### Document passage
Virginie Picon-Lefebvre
Virginie Picon-Lefebvre is an Architect and Urbanplanner, PhD in History and Professor at the Ecole Nationale Supérieure d’Architecture Paris Belleville. She has also taught at the Ecole d’architecture de Versailles, Harvard University, Ecole des Ponts and the Ecole d’architecture Paris-Malaquais. Her career combines research, teaching and practice. She has published Paris-ville moderne (2003), Climats (2012), on the issues of sustainable development and climate change and La Fabrique du Bonheur (2019) , which deals with the architecture of tourism and leisure. With Pierre Chabard, she has edited a historical dictionary and an atlas of La Défense in 2014.
Eduardo Prieto
Eduardo Prieto is Associate Professor in Theory and History of Architecture at the ETSAM-UPM. He was also a visiting scholar at Harvard GSD among other important schools. His research career is devoted to the intersection of architecture and environment, a subject still insufficiently explored. He has recently published Historia medioambiental de la arquitectura (Environmental History of Architecture), which is the first comprehensive history of the discipline from the environmental point of view. As architecture critic, he has been leading editor of the magazine Arquitectura Viva since 2011, and currently is the architecture critic of El Mundo-‘La lectura’ and of Revista de Libros.
######
### Material provided
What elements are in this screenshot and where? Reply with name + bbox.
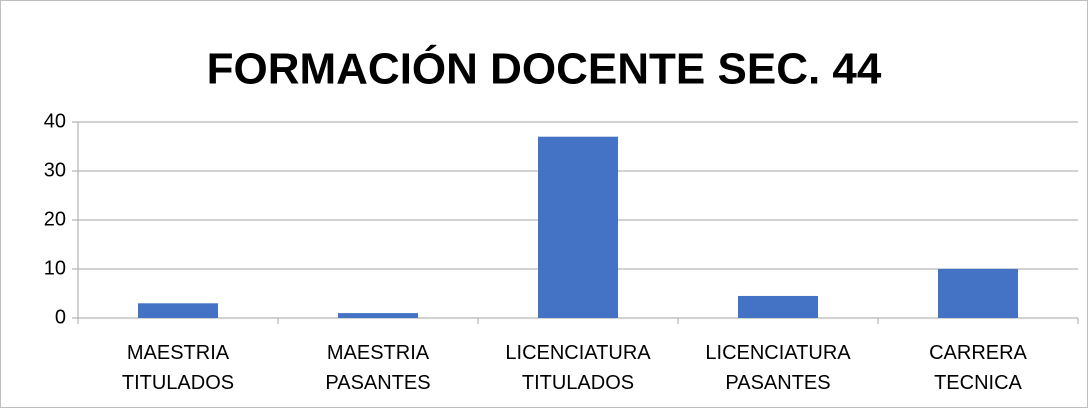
y-tick-label: 30 (44, 159, 66, 181)
x-tick-label-line: LICENCIATURA (705, 342, 851, 364)
x-tick-label-line: MAESTRIA (327, 342, 430, 364)
x-tick-label-line: PASANTES (725, 372, 830, 394)
x-tick-label-line: CARRERA (929, 342, 1027, 364)
bar (738, 295, 818, 318)
x-tick-label-line: MAESTRIA (127, 342, 230, 364)
x-tick-label-line: TITULADOS (122, 372, 234, 394)
bar (138, 303, 218, 318)
y-tick-label: 40 (44, 110, 66, 132)
y-tick-label: 0 (55, 306, 66, 328)
x-tick-label-line: TITULADOS (522, 372, 634, 394)
x-tick-label: MAESTRIA TITULADOS (122, 342, 234, 394)
y-tick-label: 20 (44, 208, 66, 230)
x-tick-label-line: LICENCIATURA (505, 342, 651, 364)
x-tick-label: LICENCIATURA PASANTES (705, 342, 851, 394)
x-tick-label: MAESTRIA PASANTES (325, 342, 430, 394)
chart-title: FORMACIÓN DOCENTE SEC. 44 (207, 44, 882, 94)
y-tick-label: 10 (44, 257, 66, 279)
bar (538, 136, 618, 318)
bar (338, 313, 418, 318)
x-tick-label-line: TECNICA (934, 372, 1022, 394)
x-tick-label: LICENCIATURA TITULADOS (505, 342, 651, 394)
x-tick-label: CARRERA TECNICA (929, 342, 1027, 394)
bar (938, 269, 1018, 318)
x-tick-label-line: PASANTES (325, 372, 430, 394)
######
Aim of the task
Write out the whole text of the two architect biographies word for word. Work only from the biographies of the two architects; ignore the entries.

Solution to the problem
Virginie Picon-Lefebvre
Virginie Picon-Lefebvre is an Architect and Urbanplanner, PhD in History and Professor at the Ecole Nationale Supérieure d’Architecture Paris Belleville. She has also taught at the Ecole d’architecture de Versailles, Harvard University, Ecole des Ponts and the Ecole d’architecture Paris-Malaquais. Her career combines research, teaching and practice. She has published Paris-ville moderne (2003), Climats (2012), on the issues of sustainable development and climate change and La Fabrique du Bonheur (2019) , which deals with the architecture of tourism and leisure. With Pierre Chabard, she has edited a historical dictionary and an atlas of La Défense in 2014.
Eduardo Prieto
Eduardo Prieto is Associate Professor in Theory and History of Architecture at the ETSAM-UPM. He was also a visiting scholar at Harvard GSD among other important schools. His research career is devoted to the intersection of architecture and environment, a subject still insufficiently explored. He has recently published Historia medioambiental de la arquitectura (Environmental History of Architecture), which is the first comprehensive history of the discipline from the environmental point of view. As architecture critic, he has been leading editor of the magazine Arquitectura Viva since 2011, and currently is the architecture critic of El Mundo-‘La lectura’ and of Revista de Libros.